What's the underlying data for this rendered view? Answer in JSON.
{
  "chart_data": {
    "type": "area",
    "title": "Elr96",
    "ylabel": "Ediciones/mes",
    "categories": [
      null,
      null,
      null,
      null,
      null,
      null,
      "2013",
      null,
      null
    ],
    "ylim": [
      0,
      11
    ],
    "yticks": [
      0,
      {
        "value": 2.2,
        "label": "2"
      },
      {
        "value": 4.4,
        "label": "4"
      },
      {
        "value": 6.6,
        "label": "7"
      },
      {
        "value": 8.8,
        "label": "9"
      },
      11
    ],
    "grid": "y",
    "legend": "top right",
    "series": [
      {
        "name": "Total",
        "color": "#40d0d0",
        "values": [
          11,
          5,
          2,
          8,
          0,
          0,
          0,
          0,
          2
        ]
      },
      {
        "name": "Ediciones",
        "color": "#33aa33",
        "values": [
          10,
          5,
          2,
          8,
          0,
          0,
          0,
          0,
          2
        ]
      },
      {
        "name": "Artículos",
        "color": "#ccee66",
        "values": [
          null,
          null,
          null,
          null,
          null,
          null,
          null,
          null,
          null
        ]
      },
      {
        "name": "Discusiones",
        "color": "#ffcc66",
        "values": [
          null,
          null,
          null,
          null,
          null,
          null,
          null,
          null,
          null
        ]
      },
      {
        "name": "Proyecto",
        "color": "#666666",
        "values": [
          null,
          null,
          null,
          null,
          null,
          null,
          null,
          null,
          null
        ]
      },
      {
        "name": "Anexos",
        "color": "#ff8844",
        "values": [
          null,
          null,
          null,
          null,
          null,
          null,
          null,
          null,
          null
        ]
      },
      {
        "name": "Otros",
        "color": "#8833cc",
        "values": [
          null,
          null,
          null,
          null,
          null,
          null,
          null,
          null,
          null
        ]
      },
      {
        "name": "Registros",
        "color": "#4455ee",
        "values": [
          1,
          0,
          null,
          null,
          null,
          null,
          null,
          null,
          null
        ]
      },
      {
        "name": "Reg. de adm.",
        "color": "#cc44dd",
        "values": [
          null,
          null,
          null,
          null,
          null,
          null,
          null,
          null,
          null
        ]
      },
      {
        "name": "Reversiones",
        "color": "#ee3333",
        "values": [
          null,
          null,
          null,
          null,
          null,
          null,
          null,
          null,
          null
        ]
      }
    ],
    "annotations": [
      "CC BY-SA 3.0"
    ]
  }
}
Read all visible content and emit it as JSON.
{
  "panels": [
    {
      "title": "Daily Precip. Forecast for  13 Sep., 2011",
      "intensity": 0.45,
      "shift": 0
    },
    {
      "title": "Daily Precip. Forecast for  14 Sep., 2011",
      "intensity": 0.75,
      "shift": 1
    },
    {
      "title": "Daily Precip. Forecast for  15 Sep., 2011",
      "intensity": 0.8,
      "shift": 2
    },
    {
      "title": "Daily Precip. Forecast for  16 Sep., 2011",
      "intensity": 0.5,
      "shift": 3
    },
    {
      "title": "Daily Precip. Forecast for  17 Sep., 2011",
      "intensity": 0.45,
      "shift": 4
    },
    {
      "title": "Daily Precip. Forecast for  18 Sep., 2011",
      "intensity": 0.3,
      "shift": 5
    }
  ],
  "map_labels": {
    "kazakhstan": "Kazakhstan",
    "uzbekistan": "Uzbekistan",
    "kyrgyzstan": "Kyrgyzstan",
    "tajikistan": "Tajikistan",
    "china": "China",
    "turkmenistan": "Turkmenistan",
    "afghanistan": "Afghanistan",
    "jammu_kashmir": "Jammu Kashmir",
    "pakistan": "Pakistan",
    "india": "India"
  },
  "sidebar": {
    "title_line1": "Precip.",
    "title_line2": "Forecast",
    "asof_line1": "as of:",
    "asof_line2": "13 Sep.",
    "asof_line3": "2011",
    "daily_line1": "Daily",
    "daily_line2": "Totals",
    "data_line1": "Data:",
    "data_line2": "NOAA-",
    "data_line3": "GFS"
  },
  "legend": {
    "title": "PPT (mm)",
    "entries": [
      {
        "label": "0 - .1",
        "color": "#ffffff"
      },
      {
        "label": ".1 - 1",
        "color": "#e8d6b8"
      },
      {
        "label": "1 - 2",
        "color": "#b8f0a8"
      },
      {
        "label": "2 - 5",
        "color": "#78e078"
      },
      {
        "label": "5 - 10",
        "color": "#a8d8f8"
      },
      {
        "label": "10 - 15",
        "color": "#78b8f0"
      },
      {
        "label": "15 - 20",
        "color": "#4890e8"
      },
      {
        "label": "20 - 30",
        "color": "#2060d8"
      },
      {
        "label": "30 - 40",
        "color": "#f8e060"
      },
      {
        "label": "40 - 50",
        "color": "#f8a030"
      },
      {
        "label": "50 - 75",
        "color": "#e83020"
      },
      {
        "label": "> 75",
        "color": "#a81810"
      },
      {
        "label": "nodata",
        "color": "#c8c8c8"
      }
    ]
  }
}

━━━━━━━━━━━━━━━━

◆ EXERCISE DETAILS ◆
Reproduce each record exactly, leaving nothing out.

◆ RESPONSE TO THIS EXERCISE ◆
What's the underlying data for this rendered view? Answer in JSON.
{
  "chart_data": {
    "type": "area",
    "title": "Elr96",
    "ylabel": "Ediciones/mes",
    "categories": [
      null,
      null,
      null,
      null,
      null,
      null,
      "2013",
      null,
      null
    ],
    "ylim": [
      0,
      11
    ],
    "yticks": [
      0,
      {
        "value": 2.2,
        "label": "2"
      },
      {
        "value": 4.4,
        "label": "4"
      },
      {
        "value": 6.6,
        "label": "7"
      },
      {
        "value": 8.8,
        "label": "9"
      },
      11
    ],
    "grid": "y",
    "legend": "top right",
    "series": [
      {
        "name": "Total",
        "color": "#40d0d0",
        "values": [
          11,
          5,
          2,
          8,
          0,
          0,
          0,
          0,
          2
        ]
      },
      {
        "name": "Ediciones",
        "color": "#33aa33",
        "values": [
          10,
          5,
          2,
          8,
          0,
          0,
          0,
          0,
          2
        ]
      },
      {
        "name": "Artículos",
        "color": "#ccee66",
        "values": [
          null,
          null,
          null,
          null,
          null,
          null,
          null,
          null,
          null
        ]
      },
      {
        "name": "Discusiones",
        "color": "#ffcc66",
        "values": [
          null,
          null,
          null,
          null,
          null,
          null,
          null,
          null,
          null
        ]
      },
      {
        "name": "Proyecto",
        "color": "#666666",
        "values": [
          null,
          null,
          null,
          null,
          null,
          null,
          null,
          null,
          null
        ]
      },
      {
        "name": "Anexos",
        "color": "#ff8844",
        "values": [
          null,
          null,
          null,
          null,
          null,
          null,
          null,
          null,
          null
        ]
      },
      {
        "name": "Otros",
        "color": "#8833cc",
        "values": [
          null,
          null,
          null,
          null,
          null,
          null,
          null,
          null,
          null
        ]
      },
      {
        "name": "Registros",
        "color": "#4455ee",
        "values": [
          1,
          0,
          null,
          null,
          null,
          null,
          null,
          null,
          null
        ]
      },
      {
        "name": "Reg. de adm.",
        "color": "#cc44dd",
        "values": [
          null,
          null,
          null,
          null,
          null,
          null,
          null,
          null,
          null
        ]
      },
      {
        "name": "Reversiones",
        "color": "#ee3333",
        "values": [
          null,
          null,
          null,
          null,
          null,
          null,
          null,
          null,
          null
        ]
      }
    ],
    "annotations": [
      "CC BY-SA 3.0"
    ]
  }
}
Read all visible content and emit it as JSON.
{
  "panels": [
    {
      "title": "Daily Precip. Forecast for  13 Sep., 2011",
      "intensity": 0.45,
      "shift": 0
    },
    {
      "title": "Daily Precip. Forecast for  14 Sep., 2011",
      "intensity": 0.75,
      "shift": 1
    },
    {
      "title": "Daily Precip. Forecast for  15 Sep., 2011",
      "intensity": 0.8,
      "shift": 2
    },
    {
      "title": "Daily Precip. Forecast for  16 Sep., 2011",
      "intensity": 0.5,
      "shift": 3
    },
    {
      "title": "Daily Precip. Forecast for  17 Sep., 2011",
      "intensity": 0.45,
      "shift": 4
    },
    {
      "title": "Daily Precip. Forecast for  18 Sep., 2011",
      "intensity": 0.3,
      "shift": 5
    }
  ],
  "map_labels": {
    "kazakhstan": "Kazakhstan",
    "uzbekistan": "Uzbekistan",
    "kyrgyzstan": "Kyrgyzstan",
    "tajikistan": "Tajikistan",
    "china": "China",
    "turkmenistan": "Turkmenistan",
    "afghanistan": "Afghanistan",
    "jammu_kashmir": "Jammu Kashmir",
    "pakistan": "Pakistan",
    "india": "India"
  },
  "sidebar": {
    "title_line1": "Precip.",
    "title_line2": "Forecast",
    "asof_line1": "as of:",
    "asof_line2": "13 Sep.",
    "asof_line3": "2011",
    "daily_line1": "Daily",
    "daily_line2": "Totals",
    "data_line1": "Data:",
    "data_line2": "NOAA-",
    "data_line3": "GFS"
  },
  "legend": {
    "title": "PPT (mm)",
    "entries": [
      {
        "label": "0 - .1",
        "color": "#ffffff"
      },
      {
        "label": ".1 - 1",
        "color": "#e8d6b8"
      },
      {
        "label": "1 - 2",
        "color": "#b8f0a8"
      },
      {
        "label": "2 - 5",
        "color": "#78e078"
      },
      {
        "label": "5 - 10",
        "color": "#a8d8f8"
      },
      {
        "label": "10 - 15",
        "color": "#78b8f0"
      },
      {
        "label": "15 - 20",
        "color": "#4890e8"
      },
      {
        "label": "20 - 30",
        "color": "#2060d8"
      },
      {
        "label": "30 - 40",
        "color": "#f8e060"
      },
      {
        "label": "40 - 50",
        "color": "#f8a030"
      },
      {
        "label": "50 - 75",
        "color": "#e83020"
      },
      {
        "label": "> 75",
        "color": "#a81810"
      },
      {
        "label": "nodata",
        "color": "#c8c8c8"
      }
    ]
  }
}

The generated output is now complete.